Wherever the word "Disability" appears in a line, extract that line.

[Start SUPPLIED MATERIAL]

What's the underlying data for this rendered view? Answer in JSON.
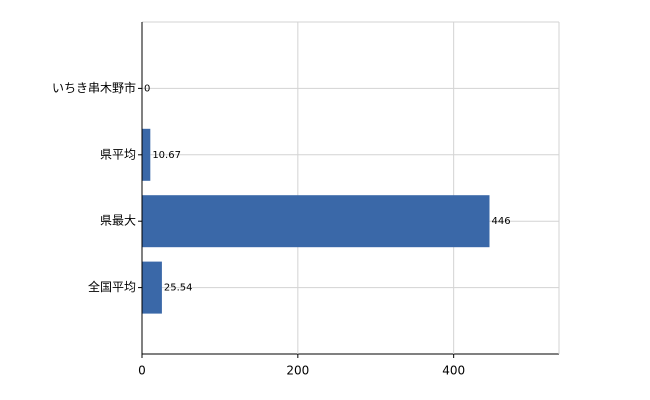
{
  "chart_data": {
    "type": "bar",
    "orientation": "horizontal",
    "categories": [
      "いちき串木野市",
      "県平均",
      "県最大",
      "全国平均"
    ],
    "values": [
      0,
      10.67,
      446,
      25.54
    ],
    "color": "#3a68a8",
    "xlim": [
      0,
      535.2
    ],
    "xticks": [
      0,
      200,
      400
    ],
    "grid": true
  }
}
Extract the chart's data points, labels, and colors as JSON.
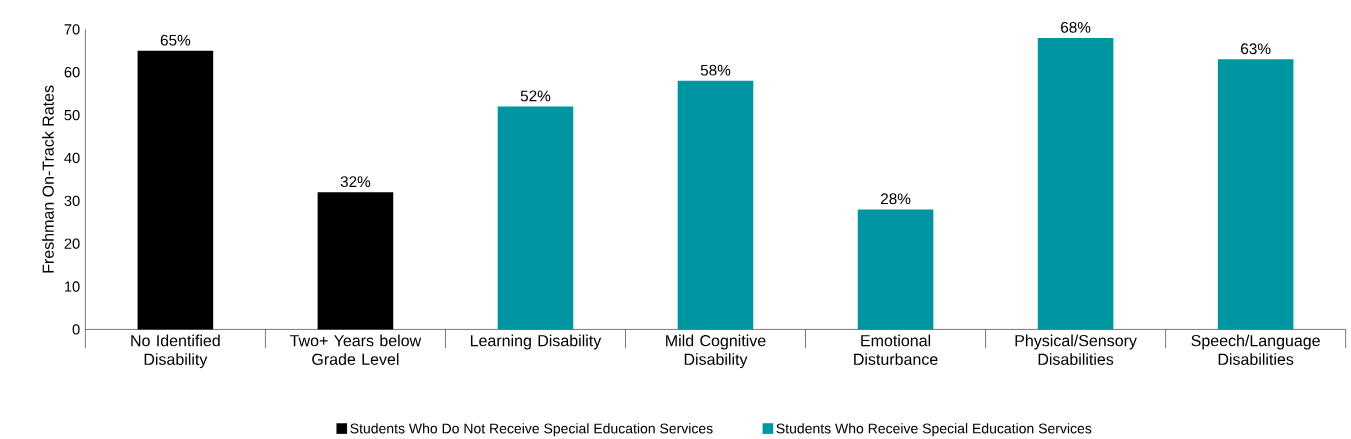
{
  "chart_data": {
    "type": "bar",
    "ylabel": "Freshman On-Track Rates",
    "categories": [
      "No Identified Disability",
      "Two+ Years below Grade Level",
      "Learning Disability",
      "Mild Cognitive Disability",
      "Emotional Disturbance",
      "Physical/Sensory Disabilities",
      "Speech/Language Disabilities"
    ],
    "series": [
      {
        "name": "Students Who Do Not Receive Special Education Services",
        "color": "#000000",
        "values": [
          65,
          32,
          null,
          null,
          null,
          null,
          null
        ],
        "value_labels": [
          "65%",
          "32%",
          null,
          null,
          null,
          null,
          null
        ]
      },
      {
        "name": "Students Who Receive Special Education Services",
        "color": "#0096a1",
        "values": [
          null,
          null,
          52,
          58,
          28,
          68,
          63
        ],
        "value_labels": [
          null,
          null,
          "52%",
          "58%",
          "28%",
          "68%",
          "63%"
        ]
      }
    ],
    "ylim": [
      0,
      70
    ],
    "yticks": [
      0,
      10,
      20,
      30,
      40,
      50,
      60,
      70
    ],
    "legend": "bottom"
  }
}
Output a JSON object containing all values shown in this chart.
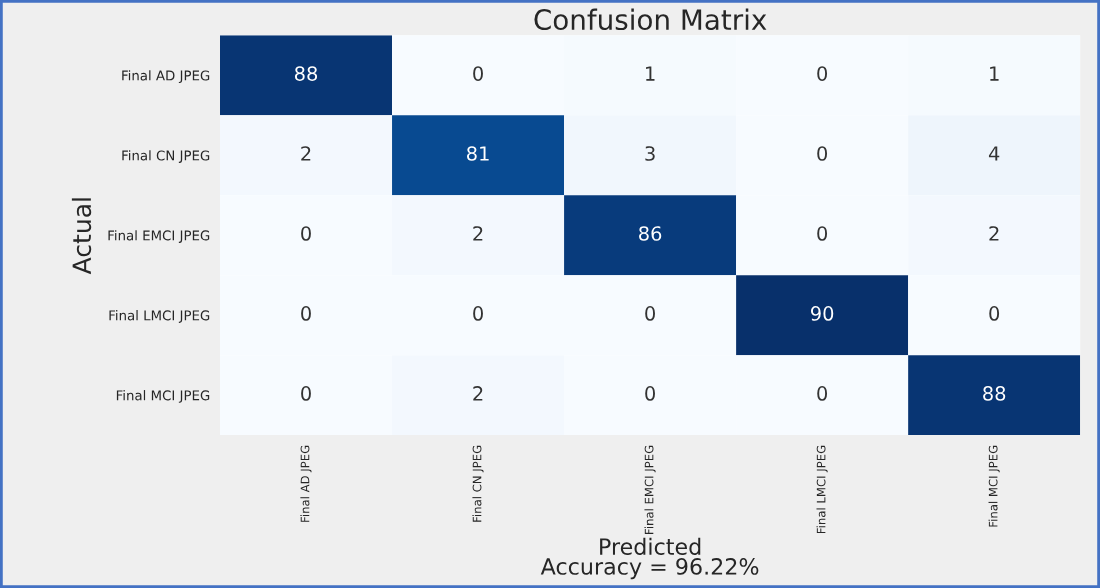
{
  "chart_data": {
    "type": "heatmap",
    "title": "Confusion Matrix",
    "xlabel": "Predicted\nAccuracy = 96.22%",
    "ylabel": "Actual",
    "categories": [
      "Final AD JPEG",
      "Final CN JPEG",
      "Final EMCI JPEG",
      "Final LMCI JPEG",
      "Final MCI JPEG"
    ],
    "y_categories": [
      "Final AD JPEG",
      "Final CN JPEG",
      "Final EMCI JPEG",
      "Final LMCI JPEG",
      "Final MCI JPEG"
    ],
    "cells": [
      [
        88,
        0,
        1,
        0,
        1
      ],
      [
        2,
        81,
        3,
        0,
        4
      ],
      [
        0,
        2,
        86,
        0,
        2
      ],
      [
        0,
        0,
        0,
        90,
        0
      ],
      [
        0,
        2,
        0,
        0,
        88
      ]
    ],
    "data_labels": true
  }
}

[End SUPPLIED MATERIAL]

TASK ANSWER >>
      "No Identified Disability",
      "Learning Disability",
      "Mild Cognitive Disability",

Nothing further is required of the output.